### THE REQUEST
Locate the word "basis" in the material, then show every line that holds it.

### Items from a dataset
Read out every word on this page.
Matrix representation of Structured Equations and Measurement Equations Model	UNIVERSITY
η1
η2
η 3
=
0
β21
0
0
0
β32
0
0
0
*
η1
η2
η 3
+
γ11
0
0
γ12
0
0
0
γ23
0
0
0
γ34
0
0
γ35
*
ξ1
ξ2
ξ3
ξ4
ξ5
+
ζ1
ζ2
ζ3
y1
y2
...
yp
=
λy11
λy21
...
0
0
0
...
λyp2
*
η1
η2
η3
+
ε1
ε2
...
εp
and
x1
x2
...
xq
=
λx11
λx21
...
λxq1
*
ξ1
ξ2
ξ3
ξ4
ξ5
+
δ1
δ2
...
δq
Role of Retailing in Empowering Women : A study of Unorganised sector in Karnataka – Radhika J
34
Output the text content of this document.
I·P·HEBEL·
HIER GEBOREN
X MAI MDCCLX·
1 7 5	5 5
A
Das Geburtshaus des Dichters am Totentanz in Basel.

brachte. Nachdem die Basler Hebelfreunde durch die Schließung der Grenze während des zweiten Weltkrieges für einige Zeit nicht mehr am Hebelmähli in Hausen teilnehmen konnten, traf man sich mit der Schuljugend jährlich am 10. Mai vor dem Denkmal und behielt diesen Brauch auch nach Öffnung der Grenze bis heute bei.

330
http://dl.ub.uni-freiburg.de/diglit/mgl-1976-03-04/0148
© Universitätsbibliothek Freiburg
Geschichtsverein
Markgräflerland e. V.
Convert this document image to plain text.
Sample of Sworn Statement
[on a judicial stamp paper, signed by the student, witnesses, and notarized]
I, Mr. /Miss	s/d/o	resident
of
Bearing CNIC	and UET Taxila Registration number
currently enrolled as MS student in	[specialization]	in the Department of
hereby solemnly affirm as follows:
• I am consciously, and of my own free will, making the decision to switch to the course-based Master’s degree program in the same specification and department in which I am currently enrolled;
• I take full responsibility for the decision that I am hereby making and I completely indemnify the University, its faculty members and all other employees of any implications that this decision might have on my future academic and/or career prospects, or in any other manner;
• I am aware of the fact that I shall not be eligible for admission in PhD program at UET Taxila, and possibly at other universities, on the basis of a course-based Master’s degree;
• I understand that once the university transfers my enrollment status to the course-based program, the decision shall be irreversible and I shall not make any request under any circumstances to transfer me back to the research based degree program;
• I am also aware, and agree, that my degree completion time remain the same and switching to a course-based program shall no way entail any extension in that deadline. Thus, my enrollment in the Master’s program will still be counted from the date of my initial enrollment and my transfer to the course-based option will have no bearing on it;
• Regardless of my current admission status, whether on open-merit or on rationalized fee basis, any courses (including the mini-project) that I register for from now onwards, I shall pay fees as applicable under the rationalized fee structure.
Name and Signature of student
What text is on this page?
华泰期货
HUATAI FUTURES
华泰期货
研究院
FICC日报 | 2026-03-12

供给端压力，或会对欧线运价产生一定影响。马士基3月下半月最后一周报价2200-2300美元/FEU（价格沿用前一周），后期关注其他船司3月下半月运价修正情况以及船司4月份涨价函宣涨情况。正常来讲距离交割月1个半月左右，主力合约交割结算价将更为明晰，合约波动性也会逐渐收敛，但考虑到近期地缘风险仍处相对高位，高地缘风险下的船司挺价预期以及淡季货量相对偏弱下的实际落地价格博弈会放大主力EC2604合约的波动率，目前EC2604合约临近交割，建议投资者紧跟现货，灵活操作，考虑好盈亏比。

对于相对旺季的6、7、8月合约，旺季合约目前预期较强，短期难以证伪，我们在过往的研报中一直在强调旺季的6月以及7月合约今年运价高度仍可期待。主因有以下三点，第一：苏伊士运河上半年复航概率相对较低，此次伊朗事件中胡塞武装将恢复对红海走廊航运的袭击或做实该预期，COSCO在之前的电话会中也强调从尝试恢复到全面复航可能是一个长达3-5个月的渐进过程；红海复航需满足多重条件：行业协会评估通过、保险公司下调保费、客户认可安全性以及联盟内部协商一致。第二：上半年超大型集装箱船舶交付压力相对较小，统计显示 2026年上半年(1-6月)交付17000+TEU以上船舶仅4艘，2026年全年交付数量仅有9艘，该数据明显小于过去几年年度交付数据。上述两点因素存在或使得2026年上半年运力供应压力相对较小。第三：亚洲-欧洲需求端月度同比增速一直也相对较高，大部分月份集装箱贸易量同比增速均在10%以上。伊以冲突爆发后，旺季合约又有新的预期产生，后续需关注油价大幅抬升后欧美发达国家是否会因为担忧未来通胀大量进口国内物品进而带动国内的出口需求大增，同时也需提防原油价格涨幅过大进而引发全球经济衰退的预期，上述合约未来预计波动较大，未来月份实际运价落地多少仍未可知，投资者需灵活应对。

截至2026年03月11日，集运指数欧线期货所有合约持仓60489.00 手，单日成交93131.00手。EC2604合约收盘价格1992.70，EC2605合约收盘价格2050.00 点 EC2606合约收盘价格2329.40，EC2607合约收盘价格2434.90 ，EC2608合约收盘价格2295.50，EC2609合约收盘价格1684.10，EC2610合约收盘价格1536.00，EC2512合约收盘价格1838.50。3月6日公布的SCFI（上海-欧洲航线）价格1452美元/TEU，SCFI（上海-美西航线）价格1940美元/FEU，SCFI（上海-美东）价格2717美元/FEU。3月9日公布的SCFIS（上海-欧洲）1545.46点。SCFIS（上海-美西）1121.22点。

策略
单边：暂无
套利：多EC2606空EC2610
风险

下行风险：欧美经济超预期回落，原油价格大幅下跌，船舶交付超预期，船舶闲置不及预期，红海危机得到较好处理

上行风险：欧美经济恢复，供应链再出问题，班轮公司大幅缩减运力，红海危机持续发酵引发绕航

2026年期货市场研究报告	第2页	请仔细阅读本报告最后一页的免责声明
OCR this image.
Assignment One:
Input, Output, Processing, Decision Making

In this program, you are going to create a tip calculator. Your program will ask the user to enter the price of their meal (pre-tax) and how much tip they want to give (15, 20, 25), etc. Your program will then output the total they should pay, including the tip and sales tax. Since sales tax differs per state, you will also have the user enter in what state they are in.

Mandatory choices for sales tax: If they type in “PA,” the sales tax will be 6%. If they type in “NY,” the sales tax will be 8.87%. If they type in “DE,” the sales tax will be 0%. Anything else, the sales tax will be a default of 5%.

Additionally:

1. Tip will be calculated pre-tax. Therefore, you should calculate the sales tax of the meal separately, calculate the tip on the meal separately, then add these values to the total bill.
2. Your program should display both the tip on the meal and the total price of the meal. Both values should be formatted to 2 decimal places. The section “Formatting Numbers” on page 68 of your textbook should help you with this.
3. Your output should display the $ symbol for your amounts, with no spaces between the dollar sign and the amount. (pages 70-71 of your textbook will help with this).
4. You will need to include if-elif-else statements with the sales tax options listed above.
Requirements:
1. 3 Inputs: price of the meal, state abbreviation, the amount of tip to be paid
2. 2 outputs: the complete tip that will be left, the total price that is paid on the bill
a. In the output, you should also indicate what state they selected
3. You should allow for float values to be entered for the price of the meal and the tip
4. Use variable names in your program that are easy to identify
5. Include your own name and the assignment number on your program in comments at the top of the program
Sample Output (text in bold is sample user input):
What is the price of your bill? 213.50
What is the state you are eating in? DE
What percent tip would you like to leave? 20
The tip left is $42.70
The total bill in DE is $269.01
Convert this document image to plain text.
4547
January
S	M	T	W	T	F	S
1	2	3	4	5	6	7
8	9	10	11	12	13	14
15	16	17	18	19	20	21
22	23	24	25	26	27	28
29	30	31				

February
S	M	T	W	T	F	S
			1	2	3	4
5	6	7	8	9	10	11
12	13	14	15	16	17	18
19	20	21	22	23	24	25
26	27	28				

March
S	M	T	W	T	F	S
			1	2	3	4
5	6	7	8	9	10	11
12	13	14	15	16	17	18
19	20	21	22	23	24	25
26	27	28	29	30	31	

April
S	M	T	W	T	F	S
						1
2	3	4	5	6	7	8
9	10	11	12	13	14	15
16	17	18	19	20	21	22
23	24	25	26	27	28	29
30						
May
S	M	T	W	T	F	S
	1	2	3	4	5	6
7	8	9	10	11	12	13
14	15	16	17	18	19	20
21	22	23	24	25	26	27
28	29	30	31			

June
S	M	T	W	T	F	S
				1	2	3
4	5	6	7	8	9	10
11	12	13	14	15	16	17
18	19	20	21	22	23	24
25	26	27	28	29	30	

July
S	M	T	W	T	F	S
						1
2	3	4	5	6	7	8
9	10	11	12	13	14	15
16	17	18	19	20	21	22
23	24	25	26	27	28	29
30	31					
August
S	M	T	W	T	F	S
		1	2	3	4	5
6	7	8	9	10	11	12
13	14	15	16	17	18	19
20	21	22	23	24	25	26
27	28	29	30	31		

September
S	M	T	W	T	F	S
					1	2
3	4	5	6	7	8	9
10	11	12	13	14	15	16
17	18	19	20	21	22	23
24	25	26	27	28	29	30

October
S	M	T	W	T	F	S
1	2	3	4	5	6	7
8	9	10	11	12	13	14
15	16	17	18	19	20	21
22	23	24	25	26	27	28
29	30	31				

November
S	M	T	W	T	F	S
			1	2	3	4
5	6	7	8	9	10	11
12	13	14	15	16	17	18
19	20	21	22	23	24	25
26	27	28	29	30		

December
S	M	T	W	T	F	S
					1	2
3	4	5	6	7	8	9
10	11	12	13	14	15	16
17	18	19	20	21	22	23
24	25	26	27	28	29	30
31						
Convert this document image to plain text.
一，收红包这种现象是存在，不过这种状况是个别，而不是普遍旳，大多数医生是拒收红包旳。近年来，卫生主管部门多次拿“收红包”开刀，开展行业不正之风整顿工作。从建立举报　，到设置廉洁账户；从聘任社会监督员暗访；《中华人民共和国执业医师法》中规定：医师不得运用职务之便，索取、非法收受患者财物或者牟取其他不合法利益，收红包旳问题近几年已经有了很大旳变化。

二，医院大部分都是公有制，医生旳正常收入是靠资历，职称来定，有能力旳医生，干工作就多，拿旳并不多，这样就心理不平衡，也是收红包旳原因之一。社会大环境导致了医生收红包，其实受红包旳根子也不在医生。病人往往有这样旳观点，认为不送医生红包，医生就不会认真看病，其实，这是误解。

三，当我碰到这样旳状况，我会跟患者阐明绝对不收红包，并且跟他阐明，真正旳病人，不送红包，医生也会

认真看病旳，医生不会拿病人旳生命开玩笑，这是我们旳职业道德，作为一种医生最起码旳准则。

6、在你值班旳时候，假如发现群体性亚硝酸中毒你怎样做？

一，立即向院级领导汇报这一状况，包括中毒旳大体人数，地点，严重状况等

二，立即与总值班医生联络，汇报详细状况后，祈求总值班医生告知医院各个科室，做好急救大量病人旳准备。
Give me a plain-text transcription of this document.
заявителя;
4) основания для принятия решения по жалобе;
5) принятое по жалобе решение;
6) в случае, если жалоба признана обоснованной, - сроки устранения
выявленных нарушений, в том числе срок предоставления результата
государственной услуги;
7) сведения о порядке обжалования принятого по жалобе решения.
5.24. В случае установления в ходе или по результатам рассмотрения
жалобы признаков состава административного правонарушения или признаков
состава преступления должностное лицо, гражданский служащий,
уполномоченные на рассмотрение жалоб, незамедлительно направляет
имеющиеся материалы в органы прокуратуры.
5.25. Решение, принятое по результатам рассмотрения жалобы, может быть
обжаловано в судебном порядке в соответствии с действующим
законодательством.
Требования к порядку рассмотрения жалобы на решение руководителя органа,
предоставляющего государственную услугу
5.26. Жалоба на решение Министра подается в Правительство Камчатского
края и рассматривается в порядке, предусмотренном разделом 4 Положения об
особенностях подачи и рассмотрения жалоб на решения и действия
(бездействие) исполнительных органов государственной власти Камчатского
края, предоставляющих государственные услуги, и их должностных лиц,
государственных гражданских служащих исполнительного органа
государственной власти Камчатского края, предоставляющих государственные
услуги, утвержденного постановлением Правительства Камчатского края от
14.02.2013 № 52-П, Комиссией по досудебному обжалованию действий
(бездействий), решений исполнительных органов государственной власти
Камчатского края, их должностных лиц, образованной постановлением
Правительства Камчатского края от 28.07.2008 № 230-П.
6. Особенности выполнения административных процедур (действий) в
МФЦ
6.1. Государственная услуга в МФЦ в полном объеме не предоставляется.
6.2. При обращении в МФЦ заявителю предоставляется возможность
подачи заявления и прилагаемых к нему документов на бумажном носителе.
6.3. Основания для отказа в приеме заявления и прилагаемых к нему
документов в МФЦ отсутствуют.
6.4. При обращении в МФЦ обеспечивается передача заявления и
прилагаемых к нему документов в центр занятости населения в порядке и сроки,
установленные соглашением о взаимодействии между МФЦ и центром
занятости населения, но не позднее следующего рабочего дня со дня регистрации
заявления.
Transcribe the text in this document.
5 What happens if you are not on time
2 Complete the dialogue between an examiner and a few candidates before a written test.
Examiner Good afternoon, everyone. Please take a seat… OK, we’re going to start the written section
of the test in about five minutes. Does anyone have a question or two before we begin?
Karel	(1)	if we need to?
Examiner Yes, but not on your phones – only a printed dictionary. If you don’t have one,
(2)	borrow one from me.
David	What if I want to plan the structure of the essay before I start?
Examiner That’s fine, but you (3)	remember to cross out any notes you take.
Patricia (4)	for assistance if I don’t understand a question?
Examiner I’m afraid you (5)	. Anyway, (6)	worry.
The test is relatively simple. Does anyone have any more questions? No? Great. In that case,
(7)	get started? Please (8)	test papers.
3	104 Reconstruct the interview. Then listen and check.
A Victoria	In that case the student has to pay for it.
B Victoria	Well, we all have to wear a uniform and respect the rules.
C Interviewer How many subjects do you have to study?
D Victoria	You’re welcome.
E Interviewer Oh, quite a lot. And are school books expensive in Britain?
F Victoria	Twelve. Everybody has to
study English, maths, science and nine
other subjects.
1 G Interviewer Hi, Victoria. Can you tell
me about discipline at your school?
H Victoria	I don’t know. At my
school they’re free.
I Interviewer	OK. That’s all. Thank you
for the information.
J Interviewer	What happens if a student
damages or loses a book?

### TASK SOLUTION
• I am aware of the fact that I shall not be eligible for admission in PhD program at UET Taxila, and possibly at other universities, on the basis of a course-based Master’s degree;
• Regardless of my current admission status, whether on open-merit or on rationalized fee basis, any courses (including the mini-project) that I register for from now onwards, I shall pay fees as applicable under the rationalized fee structure.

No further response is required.